### THE INPUT
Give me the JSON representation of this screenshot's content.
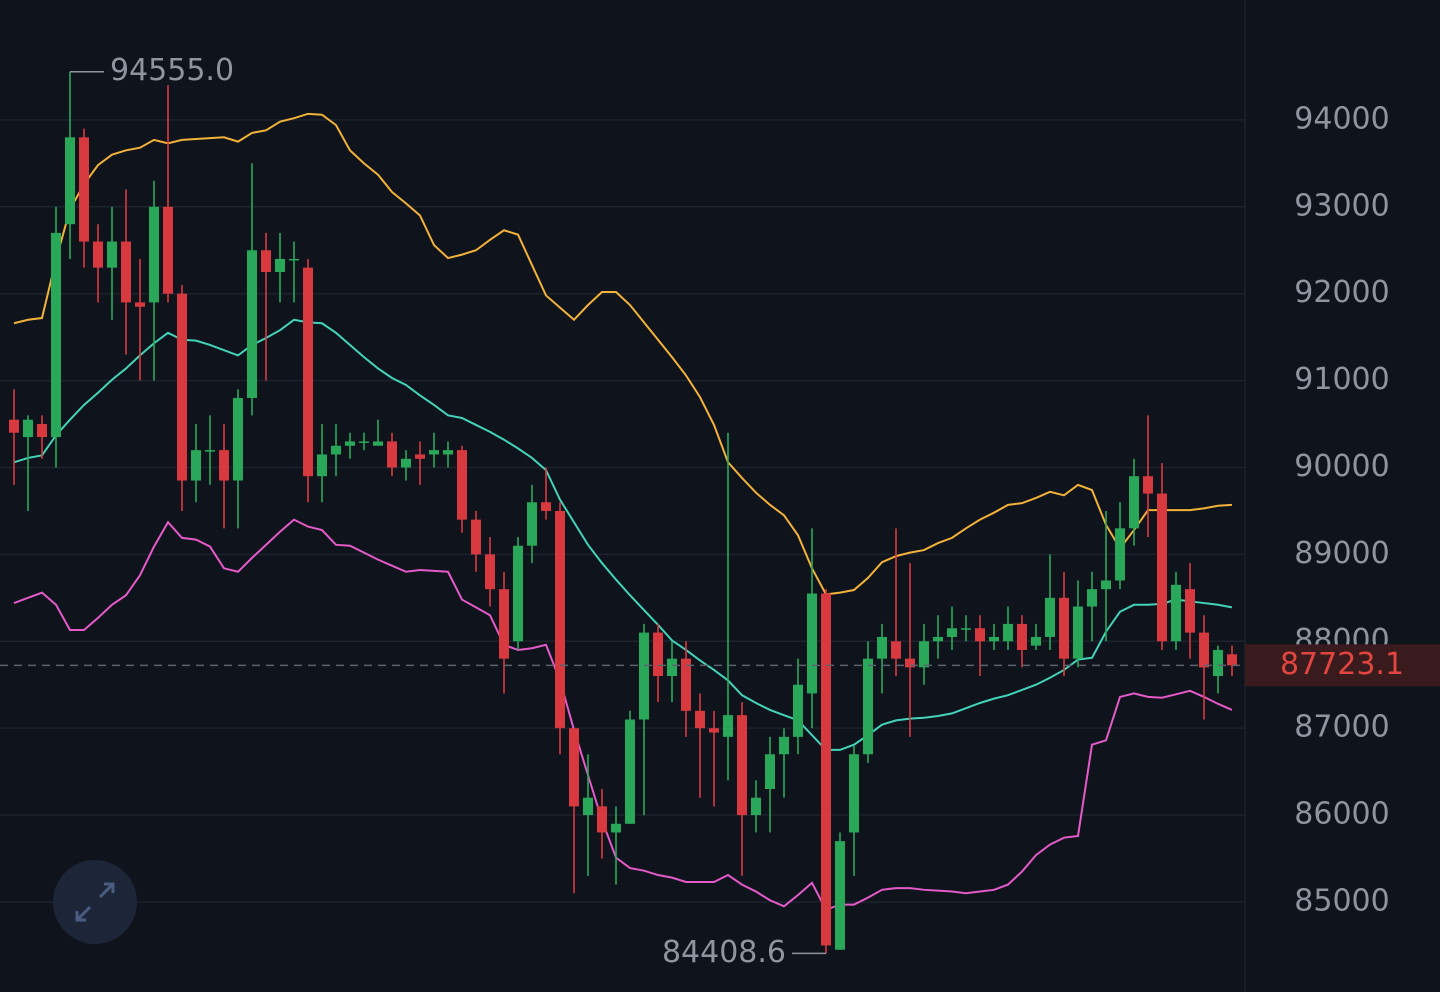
{
  "chart_data": {
    "type": "candlestick",
    "ylim": [
      83964,
      95380
    ],
    "yticks": [
      85000,
      86000,
      87000,
      88000,
      89000,
      90000,
      91000,
      92000,
      93000,
      94000
    ],
    "grid": true,
    "up_color": "#2aa85a",
    "down_color": "#d8393f",
    "open": [
      90550,
      90350,
      90500,
      90350,
      92800,
      93800,
      92600,
      92300,
      92600,
      91900,
      91900,
      93000,
      92000,
      89850,
      90200,
      90200,
      89850,
      90800,
      92500,
      92250,
      92400,
      92300,
      89900,
      90150,
      90250,
      90300,
      90250,
      90300,
      90000,
      90150,
      90150,
      90150,
      90200,
      89400,
      89000,
      88600,
      88000,
      89100,
      89600,
      89500,
      87000,
      86000,
      86100,
      85800,
      85900,
      87100,
      88100,
      87600,
      87800,
      87200,
      87000,
      86900,
      87150,
      86000,
      86300,
      86700,
      86900,
      87400,
      88550,
      84450,
      85800,
      86700,
      87800,
      88000,
      87800,
      87700,
      88000,
      88050,
      88150,
      88150,
      88000,
      88000,
      88200,
      87950,
      88050,
      88500,
      87800,
      88400,
      88600,
      88700,
      89300,
      89900,
      89700,
      88000,
      88600,
      88100,
      87600,
      87850
    ],
    "high": [
      90900,
      90600,
      90600,
      93000,
      94555,
      93900,
      92800,
      93000,
      93200,
      92400,
      93300,
      94400,
      92100,
      90500,
      90600,
      90500,
      90900,
      93500,
      92700,
      92700,
      92600,
      92400,
      90500,
      90500,
      90400,
      90400,
      90550,
      90400,
      90200,
      90300,
      90400,
      90300,
      90250,
      89500,
      89200,
      88800,
      89200,
      89800,
      90000,
      89600,
      87000,
      86700,
      86300,
      86100,
      87200,
      88200,
      88200,
      88000,
      88000,
      87400,
      87200,
      90400,
      87300,
      86400,
      86900,
      87000,
      87800,
      89300,
      88600,
      85800,
      86800,
      88000,
      88200,
      89300,
      88900,
      88200,
      88300,
      88400,
      88300,
      88300,
      88200,
      88400,
      88300,
      88200,
      89000,
      88800,
      88700,
      88800,
      89500,
      89600,
      90100,
      90600,
      90050,
      88800,
      88900,
      88300,
      87950,
      87950
    ],
    "low": [
      89800,
      89500,
      90100,
      90000,
      92400,
      92300,
      91900,
      91700,
      91300,
      91000,
      91000,
      91900,
      89500,
      89600,
      89800,
      89300,
      89300,
      90600,
      91000,
      91900,
      91900,
      89600,
      89600,
      89900,
      90100,
      90200,
      90250,
      89900,
      89850,
      89800,
      90000,
      90000,
      89250,
      88800,
      88400,
      87400,
      87900,
      88900,
      89400,
      86700,
      85100,
      85300,
      85500,
      85200,
      85900,
      86000,
      87300,
      87300,
      86900,
      86200,
      86100,
      86400,
      85300,
      85800,
      85800,
      86200,
      86700,
      87000,
      84408.6,
      84450,
      85300,
      86600,
      87400,
      87600,
      86900,
      87500,
      87800,
      87900,
      88000,
      87600,
      87900,
      87900,
      87700,
      87900,
      87900,
      87600,
      87700,
      88000,
      88000,
      88600,
      89100,
      89200,
      87900,
      87900,
      87800,
      87100,
      87400,
      87600
    ],
    "close": [
      90400,
      90550,
      90350,
      92700,
      93800,
      92600,
      92300,
      92600,
      91900,
      91850,
      93000,
      92000,
      89850,
      90200,
      90200,
      89850,
      90800,
      92500,
      92250,
      92400,
      92400,
      89900,
      90150,
      90250,
      90300,
      90300,
      90300,
      90000,
      90100,
      90100,
      90200,
      90200,
      89400,
      89000,
      88600,
      87800,
      89100,
      89600,
      89500,
      87000,
      86100,
      86200,
      85800,
      85900,
      87100,
      88100,
      87600,
      87800,
      87200,
      87000,
      86950,
      87150,
      86000,
      86200,
      86700,
      86900,
      87500,
      88550,
      84500,
      85700,
      86700,
      87800,
      88050,
      87800,
      87700,
      88000,
      88050,
      88150,
      88150,
      88000,
      88050,
      88200,
      87900,
      88050,
      88500,
      87800,
      88400,
      88600,
      88700,
      89300,
      89900,
      89700,
      88000,
      88650,
      88100,
      87700,
      87900,
      87723.1
    ],
    "series": [
      {
        "color": "#f2b23a",
        "values": [
          91660,
          91700,
          91720,
          92390,
          92970,
          93260,
          93480,
          93600,
          93650,
          93680,
          93770,
          93730,
          93770,
          93780,
          93790,
          93800,
          93750,
          93850,
          93880,
          93980,
          94020,
          94070,
          94060,
          93940,
          93650,
          93500,
          93370,
          93170,
          93040,
          92900,
          92560,
          92410,
          92450,
          92500,
          92620,
          92730,
          92680,
          92330,
          91980,
          91840,
          91700,
          91870,
          92020,
          92020,
          91870,
          91670,
          91470,
          91270,
          91060,
          90810,
          90490,
          90060,
          89880,
          89710,
          89570,
          89450,
          89220,
          88840,
          88540,
          88560,
          88590,
          88730,
          88910,
          88980,
          89020,
          89050,
          89130,
          89190,
          89300,
          89400,
          89480,
          89570,
          89590,
          89650,
          89720,
          89680,
          89800,
          89740,
          89340,
          89070,
          89280,
          89510,
          89510,
          89510,
          89510,
          89530,
          89560,
          89570
        ]
      },
      {
        "color": "#43d3b9",
        "values": [
          90060,
          90110,
          90140,
          90370,
          90550,
          90720,
          90860,
          91010,
          91140,
          91290,
          91430,
          91550,
          91470,
          91460,
          91410,
          91350,
          91290,
          91410,
          91490,
          91580,
          91700,
          91670,
          91660,
          91550,
          91410,
          91270,
          91140,
          91030,
          90950,
          90830,
          90720,
          90600,
          90570,
          90490,
          90410,
          90320,
          90220,
          90110,
          89970,
          89630,
          89370,
          89110,
          88900,
          88710,
          88530,
          88360,
          88190,
          88010,
          87900,
          87780,
          87670,
          87550,
          87380,
          87290,
          87210,
          87150,
          87090,
          86920,
          86750,
          86750,
          86810,
          86920,
          87040,
          87090,
          87110,
          87120,
          87140,
          87170,
          87230,
          87290,
          87340,
          87380,
          87440,
          87500,
          87580,
          87670,
          87790,
          87810,
          88110,
          88340,
          88420,
          88420,
          88430,
          88480,
          88460,
          88440,
          88420,
          88390
        ]
      },
      {
        "color": "#e45ac8",
        "values": [
          88440,
          88500,
          88560,
          88420,
          88130,
          88130,
          88270,
          88420,
          88530,
          88760,
          89090,
          89370,
          89190,
          89170,
          89090,
          88840,
          88800,
          88960,
          89110,
          89260,
          89400,
          89320,
          89280,
          89110,
          89100,
          89020,
          88940,
          88870,
          88800,
          88820,
          88810,
          88800,
          88480,
          88390,
          88300,
          87960,
          87900,
          87920,
          87960,
          87550,
          86980,
          86460,
          85940,
          85510,
          85390,
          85360,
          85310,
          85280,
          85230,
          85230,
          85230,
          85310,
          85200,
          85120,
          85020,
          84950,
          85080,
          85220,
          84910,
          84970,
          84970,
          85050,
          85140,
          85160,
          85160,
          85140,
          85130,
          85120,
          85100,
          85120,
          85140,
          85200,
          85350,
          85540,
          85660,
          85740,
          85760,
          86810,
          86860,
          87360,
          87400,
          87360,
          87350,
          87390,
          87430,
          87360,
          87280,
          87210
        ]
      }
    ],
    "annotations": [
      {
        "value": 94555,
        "label": "94555.0"
      },
      {
        "value": 84408.6,
        "label": "84408.6"
      }
    ],
    "last_price": 87723.1
  }
}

### PROMPT
Every line of the data should be copied as it stands, without the images.

### TASK RESPONSE
Give me the JSON representation of this screenshot's content.
{
  "chart_data": {
    "type": "candlestick",
    "ylim": [
      83964,
      95380
    ],
    "yticks": [
      85000,
      86000,
      87000,
      88000,
      89000,
      90000,
      91000,
      92000,
      93000,
      94000
    ],
    "grid": true,
    "up_color": "#2aa85a",
    "down_color": "#d8393f",
    "open": [
      90550,
      90350,
      90500,
      90350,
      92800,
      93800,
      92600,
      92300,
      92600,
      91900,
      91900,
      93000,
      92000,
      89850,
      90200,
      90200,
      89850,
      90800,
      92500,
      92250,
      92400,
      92300,
      89900,
      90150,
      90250,
      90300,
      90250,
      90300,
      90000,
      90150,
      90150,
      90150,
      90200,
      89400,
      89000,
      88600,
      88000,
      89100,
      89600,
      89500,
      87000,
      86000,
      86100,
      85800,
      85900,
      87100,
      88100,
      87600,
      87800,
      87200,
      87000,
      86900,
      87150,
      86000,
      86300,
      86700,
      86900,
      87400,
      88550,
      84450,
      85800,
      86700,
      87800,
      88000,
      87800,
      87700,
      88000,
      88050,
      88150,
      88150,
      88000,
      88000,
      88200,
      87950,
      88050,
      88500,
      87800,
      88400,
      88600,
      88700,
      89300,
      89900,
      89700,
      88000,
      88600,
      88100,
      87600,
      87850
    ],
    "high": [
      90900,
      90600,
      90600,
      93000,
      94555,
      93900,
      92800,
      93000,
      93200,
      92400,
      93300,
      94400,
      92100,
      90500,
      90600,
      90500,
      90900,
      93500,
      92700,
      92700,
      92600,
      92400,
      90500,
      90500,
      90400,
      90400,
      90550,
      90400,
      90200,
      90300,
      90400,
      90300,
      90250,
      89500,
      89200,
      88800,
      89200,
      89800,
      90000,
      89600,
      87000,
      86700,
      86300,
      86100,
      87200,
      88200,
      88200,
      88000,
      88000,
      87400,
      87200,
      90400,
      87300,
      86400,
      86900,
      87000,
      87800,
      89300,
      88600,
      85800,
      86800,
      88000,
      88200,
      89300,
      88900,
      88200,
      88300,
      88400,
      88300,
      88300,
      88200,
      88400,
      88300,
      88200,
      89000,
      88800,
      88700,
      88800,
      89500,
      89600,
      90100,
      90600,
      90050,
      88800,
      88900,
      88300,
      87950,
      87950
    ],
    "low": [
      89800,
      89500,
      90100,
      90000,
      92400,
      92300,
      91900,
      91700,
      91300,
      91000,
      91000,
      91900,
      89500,
      89600,
      89800,
      89300,
      89300,
      90600,
      91000,
      91900,
      91900,
      89600,
      89600,
      89900,
      90100,
      90200,
      90250,
      89900,
      89850,
      89800,
      90000,
      90000,
      89250,
      88800,
      88400,
      87400,
      87900,
      88900,
      89400,
      86700,
      85100,
      85300,
      85500,
      85200,
      85900,
      86000,
      87300,
      87300,
      86900,
      86200,
      86100,
      86400,
      85300,
      85800,
      85800,
      86200,
      86700,
      87000,
      84408.6,
      84450,
      85300,
      86600,
      87400,
      87600,
      86900,
      87500,
      87800,
      87900,
      88000,
      87600,
      87900,
      87900,
      87700,
      87900,
      87900,
      87600,
      87700,
      88000,
      88000,
      88600,
      89100,
      89200,
      87900,
      87900,
      87800,
      87100,
      87400,
      87600
    ],
    "close": [
      90400,
      90550,
      90350,
      92700,
      93800,
      92600,
      92300,
      92600,
      91900,
      91850,
      93000,
      92000,
      89850,
      90200,
      90200,
      89850,
      90800,
      92500,
      92250,
      92400,
      92400,
      89900,
      90150,
      90250,
      90300,
      90300,
      90300,
      90000,
      90100,
      90100,
      90200,
      90200,
      89400,
      89000,
      88600,
      87800,
      89100,
      89600,
      89500,
      87000,
      86100,
      86200,
      85800,
      85900,
      87100,
      88100,
      87600,
      87800,
      87200,
      87000,
      86950,
      87150,
      86000,
      86200,
      86700,
      86900,
      87500,
      88550,
      84500,
      85700,
      86700,
      87800,
      88050,
      87800,
      87700,
      88000,
      88050,
      88150,
      88150,
      88000,
      88050,
      88200,
      87900,
      88050,
      88500,
      87800,
      88400,
      88600,
      88700,
      89300,
      89900,
      89700,
      88000,
      88650,
      88100,
      87700,
      87900,
      87723.1
    ],
    "series": [
      {
        "color": "#f2b23a",
        "values": [
          91660,
          91700,
          91720,
          92390,
          92970,
          93260,
          93480,
          93600,
          93650,
          93680,
          93770,
          93730,
          93770,
          93780,
          93790,
          93800,
          93750,
          93850,
          93880,
          93980,
          94020,
          94070,
          94060,
          93940,
          93650,
          93500,
          93370,
          93170,
          93040,
          92900,
          92560,
          92410,
          92450,
          92500,
          92620,
          92730,
          92680,
          92330,
          91980,
          91840,
          91700,
          91870,
          92020,
          92020,
          91870,
          91670,
          91470,
          91270,
          91060,
          90810,
          90490,
          90060,
          89880,
          89710,
          89570,
          89450,
          89220,
          88840,
          88540,
          88560,
          88590,
          88730,
          88910,
          88980,
          89020,
          89050,
          89130,
          89190,
          89300,
          89400,
          89480,
          89570,
          89590,
          89650,
          89720,
          89680,
          89800,
          89740,
          89340,
          89070,
          89280,
          89510,
          89510,
          89510,
          89510,
          89530,
          89560,
          89570
        ]
      },
      {
        "color": "#43d3b9",
        "values": [
          90060,
          90110,
          90140,
          90370,
          90550,
          90720,
          90860,
          91010,
          91140,
          91290,
          91430,
          91550,
          91470,
          91460,
          91410,
          91350,
          91290,
          91410,
          91490,
          91580,
          91700,
          91670,
          91660,
          91550,
          91410,
          91270,
          91140,
          91030,
          90950,
          90830,
          90720,
          90600,
          90570,
          90490,
          90410,
          90320,
          90220,
          90110,
          89970,
          89630,
          89370,
          89110,
          88900,
          88710,
          88530,
          88360,
          88190,
          88010,
          87900,
          87780,
          87670,
          87550,
          87380,
          87290,
          87210,
          87150,
          87090,
          86920,
          86750,
          86750,
          86810,
          86920,
          87040,
          87090,
          87110,
          87120,
          87140,
          87170,
          87230,
          87290,
          87340,
          87380,
          87440,
          87500,
          87580,
          87670,
          87790,
          87810,
          88110,
          88340,
          88420,
          88420,
          88430,
          88480,
          88460,
          88440,
          88420,
          88390
        ]
      },
      {
        "color": "#e45ac8",
        "values": [
          88440,
          88500,
          88560,
          88420,
          88130,
          88130,
          88270,
          88420,
          88530,
          88760,
          89090,
          89370,
          89190,
          89170,
          89090,
          88840,
          88800,
          88960,
          89110,
          89260,
          89400,
          89320,
          89280,
          89110,
          89100,
          89020,
          88940,
          88870,
          88800,
          88820,
          88810,
          88800,
          88480,
          88390,
          88300,
          87960,
          87900,
          87920,
          87960,
          87550,
          86980,
          86460,
          85940,
          85510,
          85390,
          85360,
          85310,
          85280,
          85230,
          85230,
          85230,
          85310,
          85200,
          85120,
          85020,
          84950,
          85080,
          85220,
          84910,
          84970,
          84970,
          85050,
          85140,
          85160,
          85160,
          85140,
          85130,
          85120,
          85100,
          85120,
          85140,
          85200,
          85350,
          85540,
          85660,
          85740,
          85760,
          86810,
          86860,
          87360,
          87400,
          87360,
          87350,
          87390,
          87430,
          87360,
          87280,
          87210
        ]
      }
    ],
    "annotations": [
      {
        "value": 94555,
        "label": "94555.0"
      },
      {
        "value": 84408.6,
        "label": "84408.6"
      }
    ],
    "last_price": 87723.1
  }
}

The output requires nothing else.